The records:
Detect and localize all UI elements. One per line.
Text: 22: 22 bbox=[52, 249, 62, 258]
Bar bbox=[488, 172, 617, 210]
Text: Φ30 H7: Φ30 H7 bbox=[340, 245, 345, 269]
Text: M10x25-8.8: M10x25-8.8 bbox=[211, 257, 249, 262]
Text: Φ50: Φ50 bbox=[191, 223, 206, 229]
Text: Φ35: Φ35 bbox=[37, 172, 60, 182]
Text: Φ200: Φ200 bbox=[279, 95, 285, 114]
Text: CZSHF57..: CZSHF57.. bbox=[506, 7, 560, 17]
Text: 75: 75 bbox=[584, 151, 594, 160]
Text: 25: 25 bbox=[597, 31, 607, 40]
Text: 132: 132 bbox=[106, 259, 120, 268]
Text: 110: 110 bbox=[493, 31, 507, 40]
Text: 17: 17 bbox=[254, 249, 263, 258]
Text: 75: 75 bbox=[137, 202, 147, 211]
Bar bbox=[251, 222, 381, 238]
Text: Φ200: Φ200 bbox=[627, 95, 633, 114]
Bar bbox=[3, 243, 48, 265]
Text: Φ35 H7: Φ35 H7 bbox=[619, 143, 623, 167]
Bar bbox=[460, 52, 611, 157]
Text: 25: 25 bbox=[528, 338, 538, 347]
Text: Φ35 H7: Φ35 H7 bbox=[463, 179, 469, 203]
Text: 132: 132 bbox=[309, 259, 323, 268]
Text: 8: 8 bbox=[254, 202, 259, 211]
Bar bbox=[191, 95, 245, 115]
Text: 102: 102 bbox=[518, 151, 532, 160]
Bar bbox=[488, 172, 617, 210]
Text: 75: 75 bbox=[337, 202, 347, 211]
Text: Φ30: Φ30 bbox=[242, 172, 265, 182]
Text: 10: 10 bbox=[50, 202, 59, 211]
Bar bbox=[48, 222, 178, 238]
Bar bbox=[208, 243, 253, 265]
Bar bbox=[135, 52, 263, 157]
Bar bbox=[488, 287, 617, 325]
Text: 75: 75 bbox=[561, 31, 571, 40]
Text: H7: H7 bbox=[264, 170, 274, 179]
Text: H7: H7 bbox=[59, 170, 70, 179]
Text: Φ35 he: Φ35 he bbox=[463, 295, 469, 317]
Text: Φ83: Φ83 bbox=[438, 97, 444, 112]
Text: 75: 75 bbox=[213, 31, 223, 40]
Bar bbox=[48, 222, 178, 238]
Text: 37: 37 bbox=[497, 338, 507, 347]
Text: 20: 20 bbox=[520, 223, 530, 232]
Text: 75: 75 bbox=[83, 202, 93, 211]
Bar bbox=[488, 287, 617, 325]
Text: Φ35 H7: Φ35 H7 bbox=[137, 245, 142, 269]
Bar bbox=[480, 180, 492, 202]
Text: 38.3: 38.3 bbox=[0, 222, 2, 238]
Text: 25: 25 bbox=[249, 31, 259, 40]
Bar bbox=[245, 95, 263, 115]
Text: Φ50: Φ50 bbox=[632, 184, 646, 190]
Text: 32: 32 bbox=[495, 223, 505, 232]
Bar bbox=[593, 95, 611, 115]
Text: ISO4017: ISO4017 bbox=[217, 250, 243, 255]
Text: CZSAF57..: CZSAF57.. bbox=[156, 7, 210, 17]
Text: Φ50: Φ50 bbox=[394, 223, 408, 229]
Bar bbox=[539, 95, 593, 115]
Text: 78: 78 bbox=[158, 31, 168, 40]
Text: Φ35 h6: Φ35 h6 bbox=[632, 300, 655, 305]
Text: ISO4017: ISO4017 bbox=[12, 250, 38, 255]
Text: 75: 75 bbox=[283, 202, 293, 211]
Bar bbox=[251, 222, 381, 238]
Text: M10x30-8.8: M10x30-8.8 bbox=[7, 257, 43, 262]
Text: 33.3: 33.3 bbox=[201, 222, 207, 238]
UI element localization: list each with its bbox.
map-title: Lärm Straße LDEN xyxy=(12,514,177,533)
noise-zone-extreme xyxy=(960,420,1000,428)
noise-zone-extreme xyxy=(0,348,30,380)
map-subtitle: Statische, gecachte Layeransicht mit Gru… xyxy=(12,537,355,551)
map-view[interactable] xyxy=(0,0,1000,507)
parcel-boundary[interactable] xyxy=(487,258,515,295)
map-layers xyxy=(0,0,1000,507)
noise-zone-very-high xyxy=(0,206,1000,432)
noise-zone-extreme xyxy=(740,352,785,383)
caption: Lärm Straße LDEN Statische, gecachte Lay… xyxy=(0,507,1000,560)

Task goal: Please quote the entire listing above word for word, keeping every line in its original order.

Task solution:
Detect and localize all UI elements. One per line.
Text: 22: 22 bbox=[52, 249, 62, 258]
Bar bbox=[488, 172, 617, 210]
Text: Φ30 H7: Φ30 H7 bbox=[340, 245, 345, 269]
Text: M10x25-8.8: M10x25-8.8 bbox=[211, 257, 249, 262]
Text: Φ50: Φ50 bbox=[191, 223, 206, 229]
Text: Φ35: Φ35 bbox=[37, 172, 60, 182]
Text: Φ200: Φ200 bbox=[279, 95, 285, 114]
Text: CZSHF57..: CZSHF57.. bbox=[506, 7, 560, 17]
Text: 75: 75 bbox=[584, 151, 594, 160]
Text: 25: 25 bbox=[597, 31, 607, 40]
Text: 132: 132 bbox=[106, 259, 120, 268]
Text: 110: 110 bbox=[493, 31, 507, 40]
Text: 17: 17 bbox=[254, 249, 263, 258]
Text: 75: 75 bbox=[137, 202, 147, 211]
Bar bbox=[251, 222, 381, 238]
Text: Φ200: Φ200 bbox=[627, 95, 633, 114]
Bar bbox=[3, 243, 48, 265]
Text: Φ35 H7: Φ35 H7 bbox=[619, 143, 623, 167]
Bar bbox=[460, 52, 611, 157]
Text: 25: 25 bbox=[528, 338, 538, 347]
Text: Φ35 H7: Φ35 H7 bbox=[463, 179, 469, 203]
Text: 132: 132 bbox=[309, 259, 323, 268]
Text: 8: 8 bbox=[254, 202, 259, 211]
Bar bbox=[191, 95, 245, 115]
Text: 102: 102 bbox=[518, 151, 532, 160]
Bar bbox=[488, 172, 617, 210]
Text: 75: 75 bbox=[337, 202, 347, 211]
Text: Φ30: Φ30 bbox=[242, 172, 265, 182]
Text: 10: 10 bbox=[50, 202, 59, 211]
Bar bbox=[48, 222, 178, 238]
Bar bbox=[208, 243, 253, 265]
Bar bbox=[135, 52, 263, 157]
Bar bbox=[488, 287, 617, 325]
Text: 75: 75 bbox=[561, 31, 571, 40]
Text: H7: H7 bbox=[264, 170, 274, 179]
Text: H7: H7 bbox=[59, 170, 70, 179]
Text: Φ35 he: Φ35 he bbox=[463, 295, 469, 317]
Text: Φ83: Φ83 bbox=[438, 97, 444, 112]
Text: 75: 75 bbox=[213, 31, 223, 40]
Bar bbox=[48, 222, 178, 238]
Text: 37: 37 bbox=[497, 338, 507, 347]
Text: 20: 20 bbox=[520, 223, 530, 232]
Text: 75: 75 bbox=[83, 202, 93, 211]
Bar bbox=[488, 287, 617, 325]
Text: Φ35 H7: Φ35 H7 bbox=[137, 245, 142, 269]
Bar bbox=[480, 180, 492, 202]
Text: 38.3: 38.3 bbox=[0, 222, 2, 238]
Text: 25: 25 bbox=[249, 31, 259, 40]
Bar bbox=[245, 95, 263, 115]
Text: Φ50: Φ50 bbox=[632, 184, 646, 190]
Text: 32: 32 bbox=[495, 223, 505, 232]
Bar bbox=[593, 95, 611, 115]
Text: ISO4017: ISO4017 bbox=[217, 250, 243, 255]
Text: CZSAF57..: CZSAF57.. bbox=[156, 7, 210, 17]
Text: Φ50: Φ50 bbox=[394, 223, 408, 229]
Bar bbox=[539, 95, 593, 115]
Text: 78: 78 bbox=[158, 31, 168, 40]
Text: Φ35 h6: Φ35 h6 bbox=[632, 300, 655, 305]
Text: ISO4017: ISO4017 bbox=[12, 250, 38, 255]
Text: 75: 75 bbox=[283, 202, 293, 211]
Bar bbox=[251, 222, 381, 238]
Text: M10x30-8.8: M10x30-8.8 bbox=[7, 257, 43, 262]
Text: 33.3: 33.3 bbox=[201, 222, 207, 238]
UI element localization: list each with its bbox.
map-title: Lärm Straße LDEN xyxy=(12,514,177,533)
noise-zone-extreme xyxy=(960,420,1000,428)
noise-zone-extreme xyxy=(0,348,30,380)
map-subtitle: Statische, gecachte Layeransicht mit Gru… xyxy=(12,537,355,551)
map-view[interactable] xyxy=(0,0,1000,507)
parcel-boundary[interactable] xyxy=(487,258,515,295)
map-layers xyxy=(0,0,1000,507)
noise-zone-very-high xyxy=(0,206,1000,432)
noise-zone-extreme xyxy=(740,352,785,383)
caption: Lärm Straße LDEN Statische, gecachte Lay… xyxy=(0,507,1000,560)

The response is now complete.